| Task to carry out |
Determine how many lines include "některých". Give the number and nothing else.

Extracted records
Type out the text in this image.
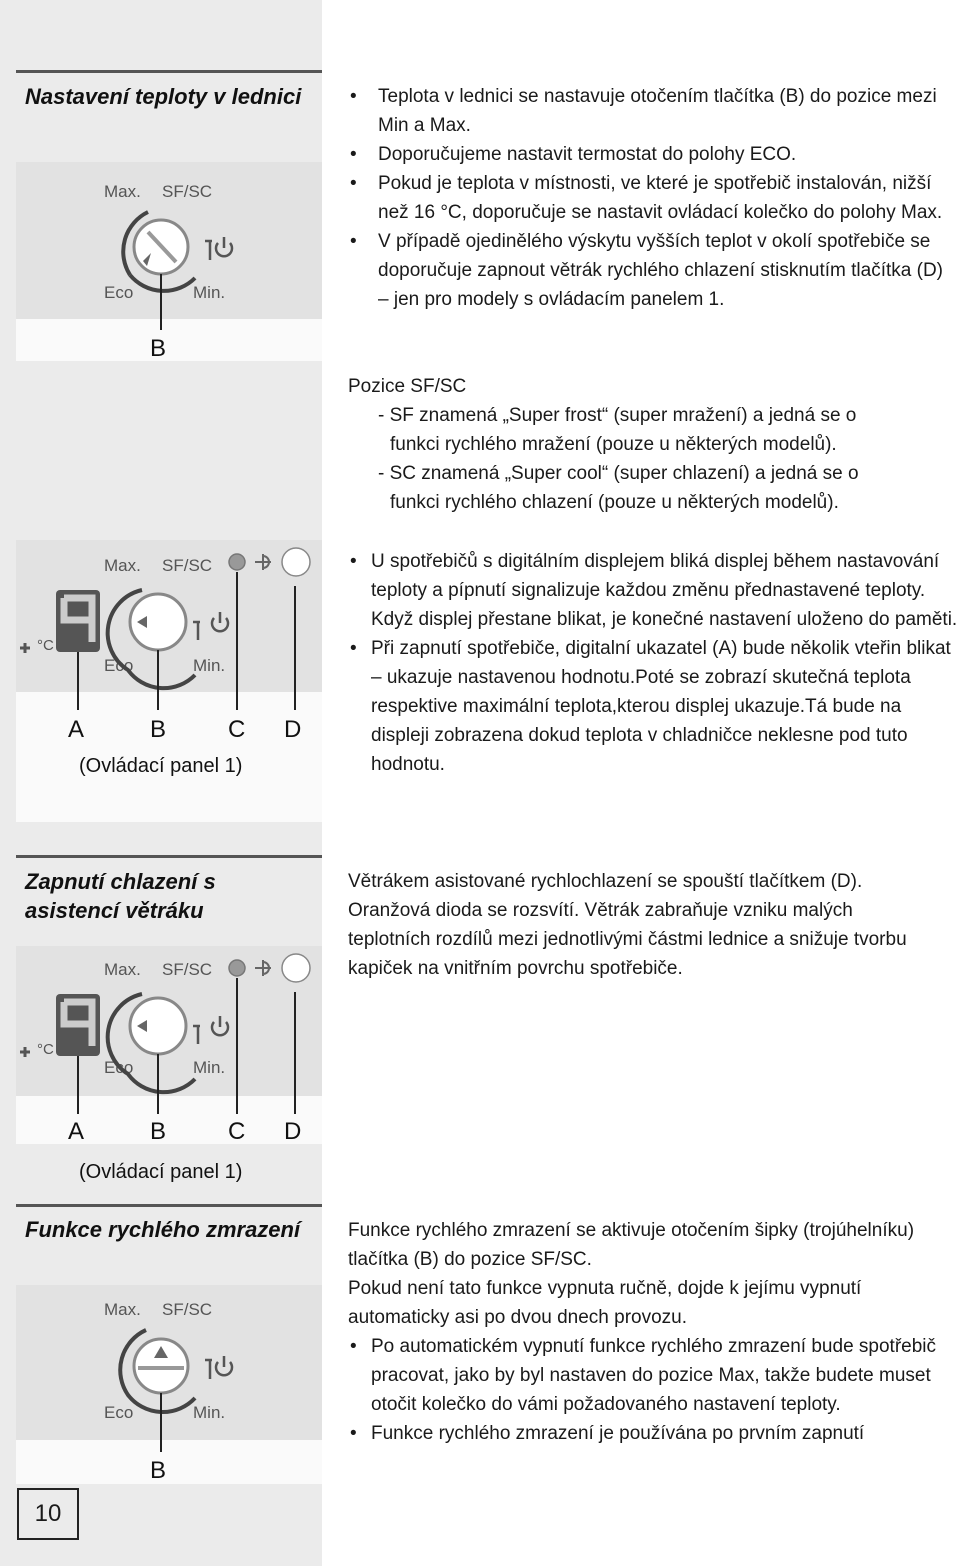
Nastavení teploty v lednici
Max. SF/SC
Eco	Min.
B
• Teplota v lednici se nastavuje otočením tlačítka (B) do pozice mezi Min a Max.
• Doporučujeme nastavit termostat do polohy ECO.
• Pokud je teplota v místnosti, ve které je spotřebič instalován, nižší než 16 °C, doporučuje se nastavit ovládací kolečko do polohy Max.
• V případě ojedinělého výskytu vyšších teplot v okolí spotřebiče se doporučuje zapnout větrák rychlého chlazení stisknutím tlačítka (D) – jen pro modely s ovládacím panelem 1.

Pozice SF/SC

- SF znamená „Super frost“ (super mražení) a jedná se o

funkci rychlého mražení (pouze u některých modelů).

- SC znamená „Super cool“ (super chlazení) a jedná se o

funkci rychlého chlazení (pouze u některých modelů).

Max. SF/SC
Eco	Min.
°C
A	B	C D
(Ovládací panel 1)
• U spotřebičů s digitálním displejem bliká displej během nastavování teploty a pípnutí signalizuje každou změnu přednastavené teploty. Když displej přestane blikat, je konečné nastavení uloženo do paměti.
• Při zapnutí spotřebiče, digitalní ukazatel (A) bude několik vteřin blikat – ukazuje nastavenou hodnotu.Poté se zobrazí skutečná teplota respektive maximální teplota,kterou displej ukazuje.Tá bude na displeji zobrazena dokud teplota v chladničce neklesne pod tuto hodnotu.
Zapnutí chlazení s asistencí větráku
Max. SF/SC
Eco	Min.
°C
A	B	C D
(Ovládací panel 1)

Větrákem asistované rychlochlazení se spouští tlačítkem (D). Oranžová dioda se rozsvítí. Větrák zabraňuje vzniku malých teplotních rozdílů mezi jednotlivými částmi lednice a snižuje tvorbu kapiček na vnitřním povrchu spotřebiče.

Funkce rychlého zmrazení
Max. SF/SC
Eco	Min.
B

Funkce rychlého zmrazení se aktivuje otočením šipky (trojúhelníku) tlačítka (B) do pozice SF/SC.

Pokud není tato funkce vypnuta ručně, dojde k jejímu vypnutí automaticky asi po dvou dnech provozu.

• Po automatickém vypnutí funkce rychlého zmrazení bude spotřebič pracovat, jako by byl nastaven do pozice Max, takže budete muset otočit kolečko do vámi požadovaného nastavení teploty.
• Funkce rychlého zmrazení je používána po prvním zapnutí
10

* * *

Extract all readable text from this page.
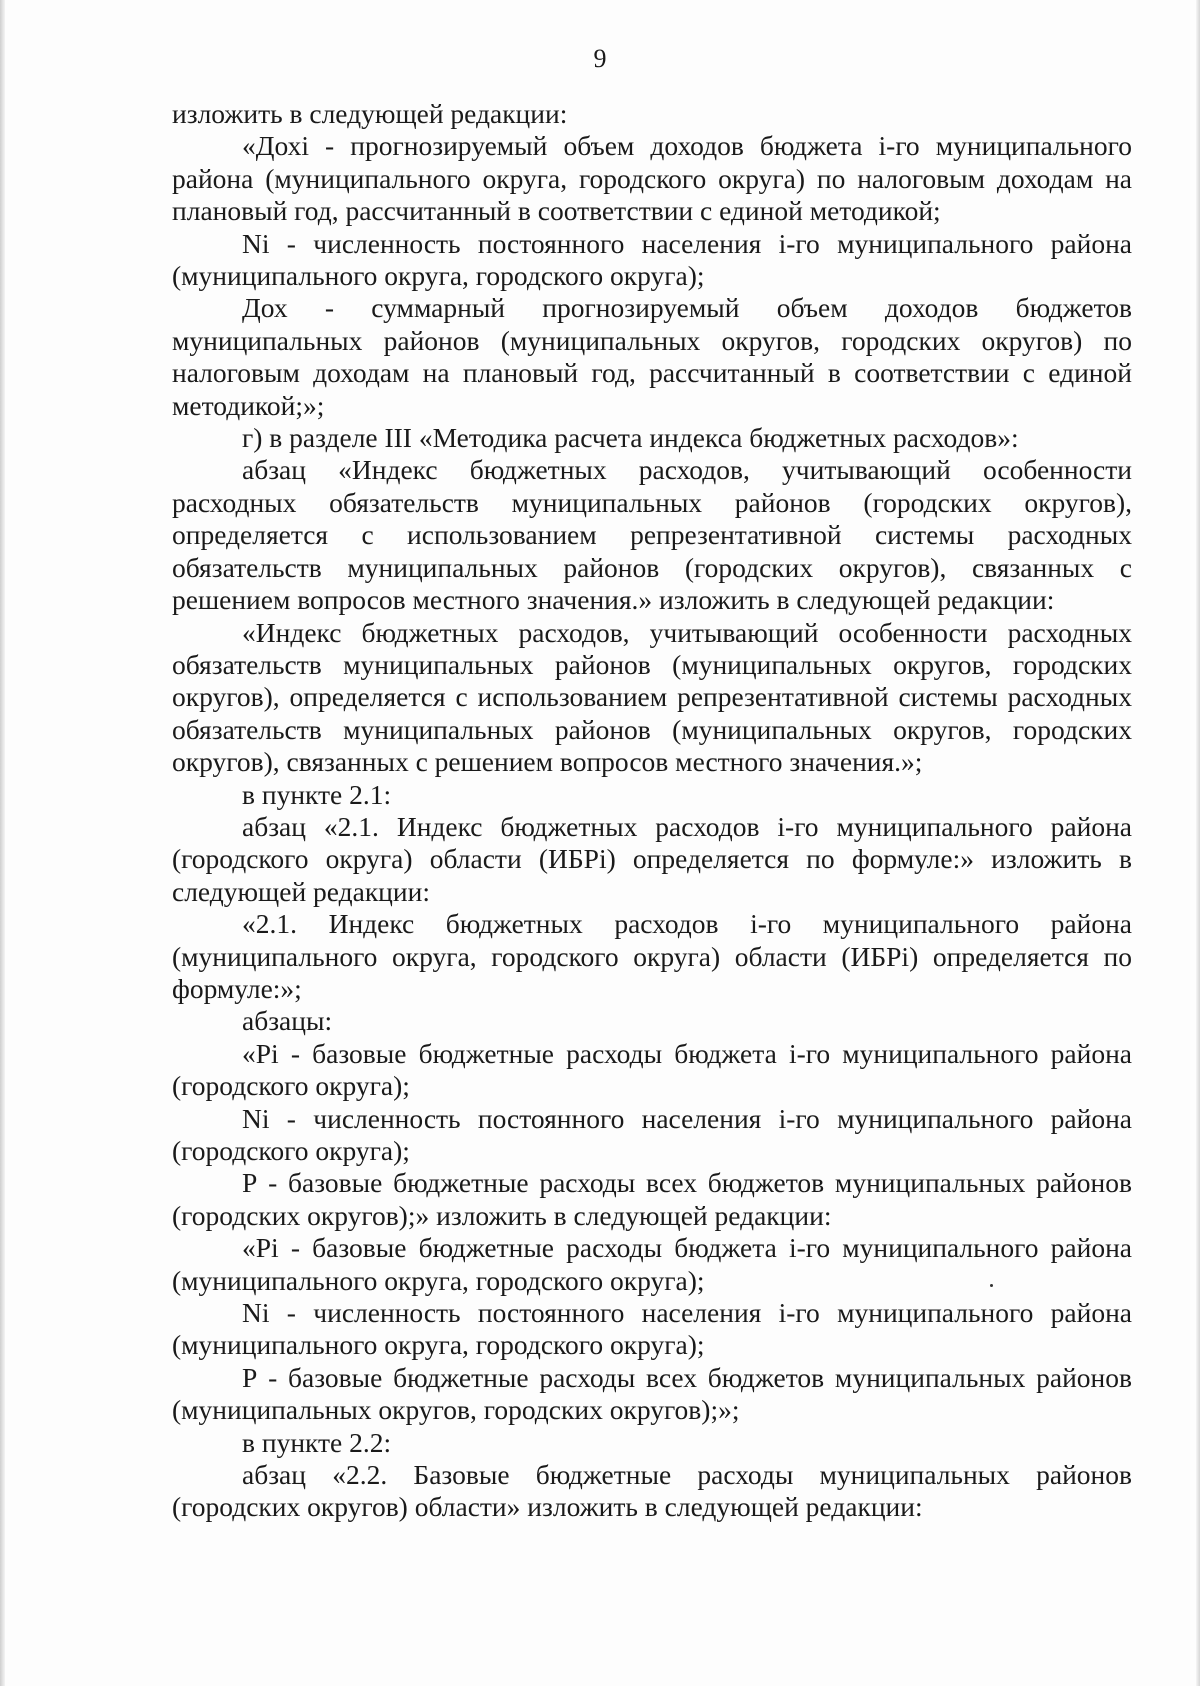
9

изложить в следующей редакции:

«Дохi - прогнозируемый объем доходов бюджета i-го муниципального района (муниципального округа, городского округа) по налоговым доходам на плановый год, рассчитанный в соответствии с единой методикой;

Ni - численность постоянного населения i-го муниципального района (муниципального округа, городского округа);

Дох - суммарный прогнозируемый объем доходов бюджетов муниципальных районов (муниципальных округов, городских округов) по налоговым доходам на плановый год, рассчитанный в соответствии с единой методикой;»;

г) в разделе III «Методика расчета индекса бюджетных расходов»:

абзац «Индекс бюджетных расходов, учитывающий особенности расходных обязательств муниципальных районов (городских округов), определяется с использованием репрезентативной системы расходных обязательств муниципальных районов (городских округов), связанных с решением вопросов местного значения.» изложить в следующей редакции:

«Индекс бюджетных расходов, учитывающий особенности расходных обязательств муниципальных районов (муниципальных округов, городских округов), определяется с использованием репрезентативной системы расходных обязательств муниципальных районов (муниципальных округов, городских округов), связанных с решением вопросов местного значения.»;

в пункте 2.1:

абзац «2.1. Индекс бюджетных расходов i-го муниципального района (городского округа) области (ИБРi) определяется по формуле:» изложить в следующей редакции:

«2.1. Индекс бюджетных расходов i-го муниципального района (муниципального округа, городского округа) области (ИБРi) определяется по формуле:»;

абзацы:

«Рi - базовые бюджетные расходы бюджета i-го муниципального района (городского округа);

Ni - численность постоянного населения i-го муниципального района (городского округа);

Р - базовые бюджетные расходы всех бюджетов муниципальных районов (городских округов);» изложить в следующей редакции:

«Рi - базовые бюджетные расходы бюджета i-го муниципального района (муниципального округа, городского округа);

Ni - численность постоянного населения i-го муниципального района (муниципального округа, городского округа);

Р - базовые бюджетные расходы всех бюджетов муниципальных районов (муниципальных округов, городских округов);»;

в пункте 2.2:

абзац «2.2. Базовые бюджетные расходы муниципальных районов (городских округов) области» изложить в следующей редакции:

* * *

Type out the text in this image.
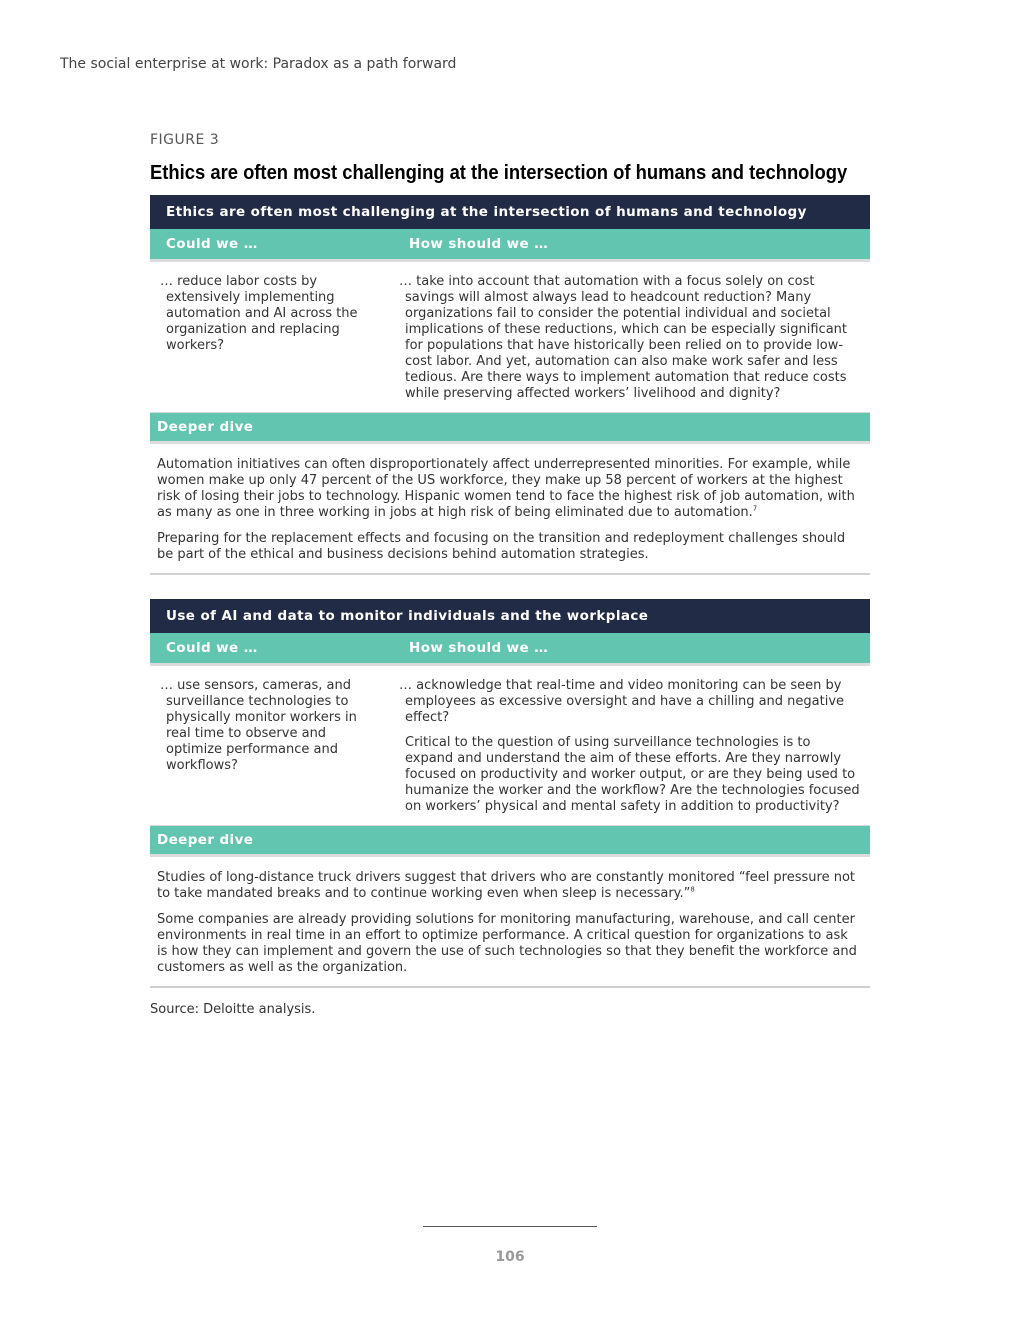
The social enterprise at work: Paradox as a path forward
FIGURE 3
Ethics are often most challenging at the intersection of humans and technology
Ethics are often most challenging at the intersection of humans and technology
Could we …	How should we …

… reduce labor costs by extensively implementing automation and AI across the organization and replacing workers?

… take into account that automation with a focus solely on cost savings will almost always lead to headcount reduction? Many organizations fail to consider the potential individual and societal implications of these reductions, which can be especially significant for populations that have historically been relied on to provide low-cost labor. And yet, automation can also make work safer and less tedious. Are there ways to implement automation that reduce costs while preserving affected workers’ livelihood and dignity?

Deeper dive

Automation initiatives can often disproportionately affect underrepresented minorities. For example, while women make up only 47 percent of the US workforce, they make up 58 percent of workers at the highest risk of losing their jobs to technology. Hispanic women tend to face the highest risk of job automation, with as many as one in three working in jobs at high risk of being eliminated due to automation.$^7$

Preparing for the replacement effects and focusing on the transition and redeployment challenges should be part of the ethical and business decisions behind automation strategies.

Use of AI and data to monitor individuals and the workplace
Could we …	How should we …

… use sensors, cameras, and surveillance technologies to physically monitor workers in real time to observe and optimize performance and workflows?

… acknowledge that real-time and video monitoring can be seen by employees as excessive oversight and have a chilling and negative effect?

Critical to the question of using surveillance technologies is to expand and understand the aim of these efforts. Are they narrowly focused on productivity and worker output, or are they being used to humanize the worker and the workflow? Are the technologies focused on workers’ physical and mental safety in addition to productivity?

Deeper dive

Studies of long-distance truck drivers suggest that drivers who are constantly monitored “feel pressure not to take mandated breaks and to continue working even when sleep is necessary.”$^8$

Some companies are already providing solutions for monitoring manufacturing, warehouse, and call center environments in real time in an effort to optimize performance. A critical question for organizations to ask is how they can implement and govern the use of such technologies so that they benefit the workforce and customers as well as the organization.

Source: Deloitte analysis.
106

| Expected output |
2